Exercise description: Type out all the records word for word. Any pictures are to be left out.

[Dataset items]
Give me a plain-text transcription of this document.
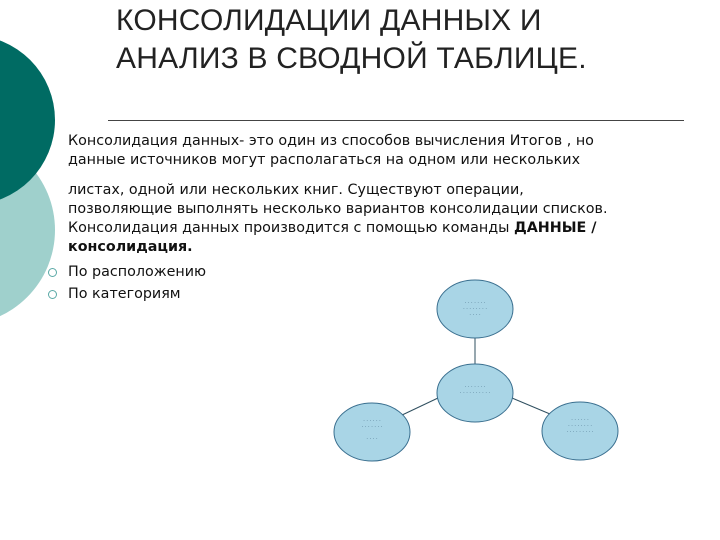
КОНСОЛИДАЦИИ ДАННЫХ И
АНАЛИЗ В СВОДНОЙ ТАБЛИЦЕ.
Консолидация данных- это один из способов вычисления Итогов , но
данные источников могут располагаться на одном или нескольких
листах, одной или нескольких книг. Существуют операции,
позволяющие выполнять несколько вариантов консолидации списков.
Консолидация данных производится с помощью команды ДАННЫЕ /
консолидация.
По расположению
По категориям
· · · · · · ·
· · · · · · · ·
· · · ·
· · · · · · ·
· · · · · · · · · ·
· · · · · ·
· · · · · · ·
· · · ·
· · · · · ·
· · · · · · · ·
· · · · · · · · ·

Finished task:
Give me a plain-text transcription of this document.
КОНСОЛИДАЦИИ ДАННЫХ И
АНАЛИЗ В СВОДНОЙ ТАБЛИЦЕ.
Консолидация данных- это один из способов вычисления Итогов , но
данные источников могут располагаться на одном или нескольких
листах, одной или нескольких книг. Существуют операции,
позволяющие выполнять несколько вариантов консолидации списков.
Консолидация данных производится с помощью команды ДАННЫЕ /
консолидация.
По расположению
По категориям
· · · · · · ·
· · · · · · · ·
· · · ·
· · · · · · ·
· · · · · · · · · ·
· · · · · ·
· · · · · · ·
· · · ·
· · · · · ·
· · · · · · · ·
· · · · · · · · ·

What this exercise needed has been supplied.